Determine which lines of the records include the word "content", and copy them.

>>>>

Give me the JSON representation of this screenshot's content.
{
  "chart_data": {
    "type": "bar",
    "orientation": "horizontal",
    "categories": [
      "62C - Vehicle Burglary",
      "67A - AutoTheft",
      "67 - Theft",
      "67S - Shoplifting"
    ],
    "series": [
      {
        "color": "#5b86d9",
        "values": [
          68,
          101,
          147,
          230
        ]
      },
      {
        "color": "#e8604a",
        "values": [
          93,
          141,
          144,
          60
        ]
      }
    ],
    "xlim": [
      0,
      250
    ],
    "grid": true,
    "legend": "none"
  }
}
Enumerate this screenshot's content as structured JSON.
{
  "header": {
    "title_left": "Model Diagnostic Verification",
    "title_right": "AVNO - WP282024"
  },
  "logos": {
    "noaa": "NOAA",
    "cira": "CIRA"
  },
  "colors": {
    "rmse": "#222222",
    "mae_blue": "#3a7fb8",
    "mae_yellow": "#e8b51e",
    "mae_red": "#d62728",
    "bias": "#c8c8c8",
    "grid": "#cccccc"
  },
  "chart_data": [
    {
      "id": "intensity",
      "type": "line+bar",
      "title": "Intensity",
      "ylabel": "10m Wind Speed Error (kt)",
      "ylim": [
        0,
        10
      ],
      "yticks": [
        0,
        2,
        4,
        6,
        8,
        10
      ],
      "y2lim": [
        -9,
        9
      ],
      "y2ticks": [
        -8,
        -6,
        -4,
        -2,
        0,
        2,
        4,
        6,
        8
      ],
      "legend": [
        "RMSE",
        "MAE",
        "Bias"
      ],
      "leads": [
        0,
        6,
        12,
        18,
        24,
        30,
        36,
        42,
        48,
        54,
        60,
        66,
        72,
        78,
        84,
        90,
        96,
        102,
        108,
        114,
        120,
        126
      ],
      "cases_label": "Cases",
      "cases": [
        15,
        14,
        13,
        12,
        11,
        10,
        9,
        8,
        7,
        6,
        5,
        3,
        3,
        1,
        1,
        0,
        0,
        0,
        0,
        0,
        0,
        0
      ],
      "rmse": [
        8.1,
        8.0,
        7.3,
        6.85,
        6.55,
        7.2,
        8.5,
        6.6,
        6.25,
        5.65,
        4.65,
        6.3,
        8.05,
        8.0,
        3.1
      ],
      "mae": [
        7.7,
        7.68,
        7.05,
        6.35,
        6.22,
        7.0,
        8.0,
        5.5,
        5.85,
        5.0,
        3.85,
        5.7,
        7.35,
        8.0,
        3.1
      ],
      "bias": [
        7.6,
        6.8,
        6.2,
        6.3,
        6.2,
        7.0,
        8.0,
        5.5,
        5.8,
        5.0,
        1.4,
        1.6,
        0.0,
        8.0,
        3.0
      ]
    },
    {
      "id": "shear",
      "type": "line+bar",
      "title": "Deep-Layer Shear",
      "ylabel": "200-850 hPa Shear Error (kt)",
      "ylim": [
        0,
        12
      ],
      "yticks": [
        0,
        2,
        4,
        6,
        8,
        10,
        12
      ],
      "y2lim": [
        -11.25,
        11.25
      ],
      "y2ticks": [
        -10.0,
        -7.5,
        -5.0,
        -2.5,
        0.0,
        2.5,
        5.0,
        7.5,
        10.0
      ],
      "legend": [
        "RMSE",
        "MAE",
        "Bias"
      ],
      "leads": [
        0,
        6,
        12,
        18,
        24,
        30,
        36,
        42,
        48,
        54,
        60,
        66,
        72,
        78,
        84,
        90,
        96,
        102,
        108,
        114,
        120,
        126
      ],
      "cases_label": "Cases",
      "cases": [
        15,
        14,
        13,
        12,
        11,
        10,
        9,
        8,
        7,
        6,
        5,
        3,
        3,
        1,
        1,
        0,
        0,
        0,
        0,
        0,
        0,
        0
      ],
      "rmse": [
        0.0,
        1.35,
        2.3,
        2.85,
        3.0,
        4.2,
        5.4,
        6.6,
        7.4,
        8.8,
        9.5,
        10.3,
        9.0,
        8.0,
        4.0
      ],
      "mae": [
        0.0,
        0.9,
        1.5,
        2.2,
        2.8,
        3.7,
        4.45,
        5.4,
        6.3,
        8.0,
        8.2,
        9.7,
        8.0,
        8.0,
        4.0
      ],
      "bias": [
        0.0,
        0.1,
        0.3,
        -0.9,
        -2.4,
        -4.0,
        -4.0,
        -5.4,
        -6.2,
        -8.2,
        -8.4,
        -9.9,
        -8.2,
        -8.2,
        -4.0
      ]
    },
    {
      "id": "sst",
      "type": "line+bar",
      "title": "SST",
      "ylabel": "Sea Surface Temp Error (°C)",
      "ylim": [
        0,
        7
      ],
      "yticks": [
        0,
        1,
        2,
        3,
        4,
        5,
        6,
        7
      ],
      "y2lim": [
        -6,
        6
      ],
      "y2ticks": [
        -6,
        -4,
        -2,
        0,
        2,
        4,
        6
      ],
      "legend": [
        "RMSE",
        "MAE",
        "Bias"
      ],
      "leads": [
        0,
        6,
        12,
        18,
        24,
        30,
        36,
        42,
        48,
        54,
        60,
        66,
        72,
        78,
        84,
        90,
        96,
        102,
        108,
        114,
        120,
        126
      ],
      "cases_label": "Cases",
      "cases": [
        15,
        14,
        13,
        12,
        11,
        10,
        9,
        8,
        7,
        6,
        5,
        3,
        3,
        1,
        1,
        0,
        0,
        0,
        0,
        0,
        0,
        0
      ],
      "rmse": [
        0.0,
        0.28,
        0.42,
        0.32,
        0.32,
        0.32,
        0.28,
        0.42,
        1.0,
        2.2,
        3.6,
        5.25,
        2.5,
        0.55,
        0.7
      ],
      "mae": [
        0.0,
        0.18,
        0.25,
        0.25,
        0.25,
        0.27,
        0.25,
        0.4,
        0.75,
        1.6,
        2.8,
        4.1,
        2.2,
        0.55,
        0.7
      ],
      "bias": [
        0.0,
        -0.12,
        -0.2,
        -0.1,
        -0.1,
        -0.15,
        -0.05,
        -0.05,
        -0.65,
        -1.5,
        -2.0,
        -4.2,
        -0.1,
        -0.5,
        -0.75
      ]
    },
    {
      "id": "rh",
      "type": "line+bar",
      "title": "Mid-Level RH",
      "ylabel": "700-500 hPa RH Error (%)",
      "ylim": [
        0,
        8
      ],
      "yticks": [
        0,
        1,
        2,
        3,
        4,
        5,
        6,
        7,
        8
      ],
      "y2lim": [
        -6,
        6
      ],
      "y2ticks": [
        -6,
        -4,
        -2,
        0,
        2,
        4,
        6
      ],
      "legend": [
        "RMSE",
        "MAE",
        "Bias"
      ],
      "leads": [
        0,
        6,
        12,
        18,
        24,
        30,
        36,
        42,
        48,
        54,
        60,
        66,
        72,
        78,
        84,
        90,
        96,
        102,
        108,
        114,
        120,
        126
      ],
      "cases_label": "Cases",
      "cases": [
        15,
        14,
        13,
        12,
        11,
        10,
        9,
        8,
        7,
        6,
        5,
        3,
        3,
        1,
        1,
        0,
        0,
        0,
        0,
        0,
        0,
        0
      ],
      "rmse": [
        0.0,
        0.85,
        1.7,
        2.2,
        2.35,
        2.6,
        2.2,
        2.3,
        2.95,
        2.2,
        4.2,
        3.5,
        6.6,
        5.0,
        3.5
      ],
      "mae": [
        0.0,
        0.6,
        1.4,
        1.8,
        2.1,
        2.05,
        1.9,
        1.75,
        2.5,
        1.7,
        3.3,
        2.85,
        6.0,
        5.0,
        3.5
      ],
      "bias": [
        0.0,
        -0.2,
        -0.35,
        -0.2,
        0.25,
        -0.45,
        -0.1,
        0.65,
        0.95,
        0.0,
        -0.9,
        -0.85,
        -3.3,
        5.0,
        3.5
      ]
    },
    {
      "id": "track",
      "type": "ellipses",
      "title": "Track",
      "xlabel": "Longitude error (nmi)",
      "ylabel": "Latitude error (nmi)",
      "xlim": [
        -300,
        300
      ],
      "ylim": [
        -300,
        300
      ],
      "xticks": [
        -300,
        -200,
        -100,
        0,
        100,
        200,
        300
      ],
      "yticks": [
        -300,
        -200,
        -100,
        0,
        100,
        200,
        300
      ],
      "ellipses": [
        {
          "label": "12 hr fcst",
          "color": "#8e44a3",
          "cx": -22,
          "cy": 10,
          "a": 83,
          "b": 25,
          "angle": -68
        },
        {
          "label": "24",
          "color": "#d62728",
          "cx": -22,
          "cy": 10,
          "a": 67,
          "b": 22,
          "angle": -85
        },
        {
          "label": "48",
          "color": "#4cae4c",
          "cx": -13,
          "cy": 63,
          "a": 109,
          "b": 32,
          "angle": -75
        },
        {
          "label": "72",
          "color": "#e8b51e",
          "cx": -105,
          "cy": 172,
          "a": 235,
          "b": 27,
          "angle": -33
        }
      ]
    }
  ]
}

<<<<

__EXERCISE RESPONSE__:
Give me the JSON representation of this screenshot's content.
Enumerate this screenshot's content as structured JSON.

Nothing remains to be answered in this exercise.